==== Data to process ====
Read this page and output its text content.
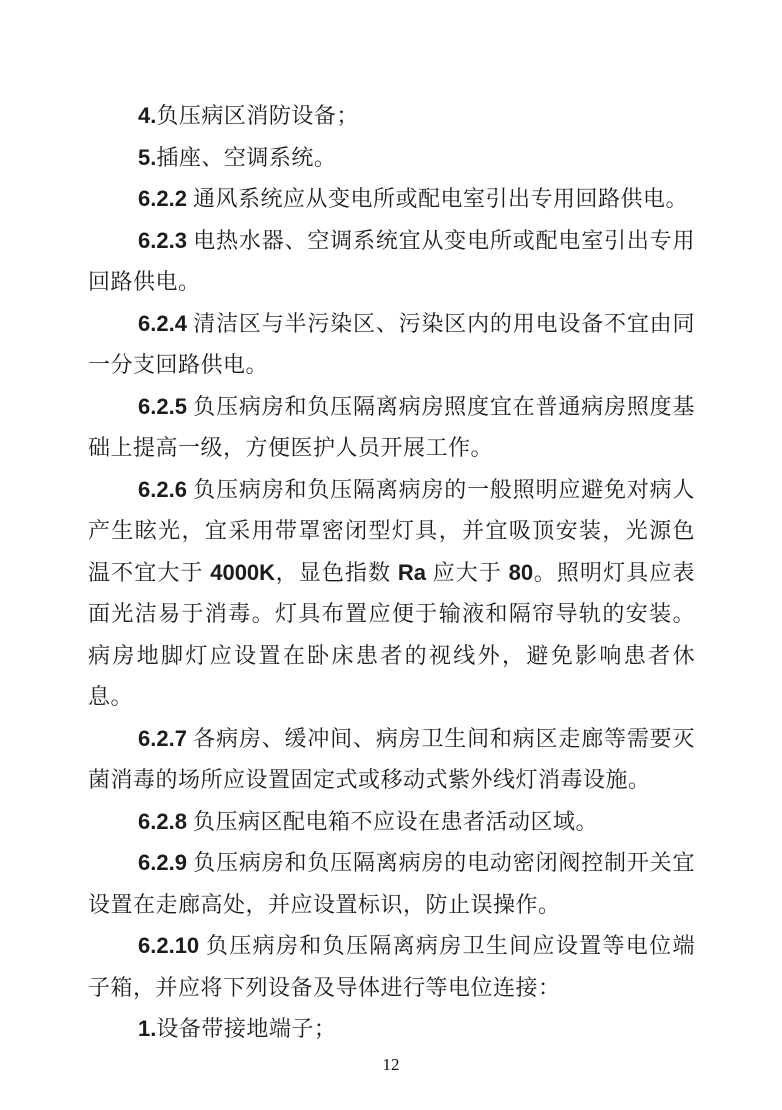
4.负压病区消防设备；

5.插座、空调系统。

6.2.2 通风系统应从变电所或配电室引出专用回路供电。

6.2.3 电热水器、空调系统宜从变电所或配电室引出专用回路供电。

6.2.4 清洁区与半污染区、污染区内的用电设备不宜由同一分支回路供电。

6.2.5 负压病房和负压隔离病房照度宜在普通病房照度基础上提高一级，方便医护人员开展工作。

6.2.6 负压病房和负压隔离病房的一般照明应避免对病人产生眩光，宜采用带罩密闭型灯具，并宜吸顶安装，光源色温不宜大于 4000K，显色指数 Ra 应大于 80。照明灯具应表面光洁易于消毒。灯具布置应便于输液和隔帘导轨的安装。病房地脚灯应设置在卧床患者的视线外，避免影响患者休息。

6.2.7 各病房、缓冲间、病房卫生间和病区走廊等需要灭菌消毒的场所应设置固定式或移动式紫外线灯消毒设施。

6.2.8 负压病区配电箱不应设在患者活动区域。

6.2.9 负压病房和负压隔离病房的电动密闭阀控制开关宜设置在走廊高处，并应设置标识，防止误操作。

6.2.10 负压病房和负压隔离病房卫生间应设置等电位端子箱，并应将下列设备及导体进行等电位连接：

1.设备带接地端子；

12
====
* Task
Output every entry verbatim. Pictures do not belong in the copy.

* In response
Read this page and output its text content.
4.负压病区消防设备；

5.插座、空调系统。

6.2.2 通风系统应从变电所或配电室引出专用回路供电。

6.2.3 电热水器、空调系统宜从变电所或配电室引出专用回路供电。

6.2.4 清洁区与半污染区、污染区内的用电设备不宜由同一分支回路供电。

6.2.5 负压病房和负压隔离病房照度宜在普通病房照度基础上提高一级，方便医护人员开展工作。

6.2.6 负压病房和负压隔离病房的一般照明应避免对病人产生眩光，宜采用带罩密闭型灯具，并宜吸顶安装，光源色温不宜大于 4000K，显色指数 Ra 应大于 80。照明灯具应表面光洁易于消毒。灯具布置应便于输液和隔帘导轨的安装。病房地脚灯应设置在卧床患者的视线外，避免影响患者休息。

6.2.7 各病房、缓冲间、病房卫生间和病区走廊等需要灭菌消毒的场所应设置固定式或移动式紫外线灯消毒设施。

6.2.8 负压病区配电箱不应设在患者活动区域。

6.2.9 负压病房和负压隔离病房的电动密闭阀控制开关宜设置在走廊高处，并应设置标识，防止误操作。

6.2.10 负压病房和负压隔离病房卫生间应设置等电位端子箱，并应将下列设备及导体进行等电位连接：

1.设备带接地端子；

12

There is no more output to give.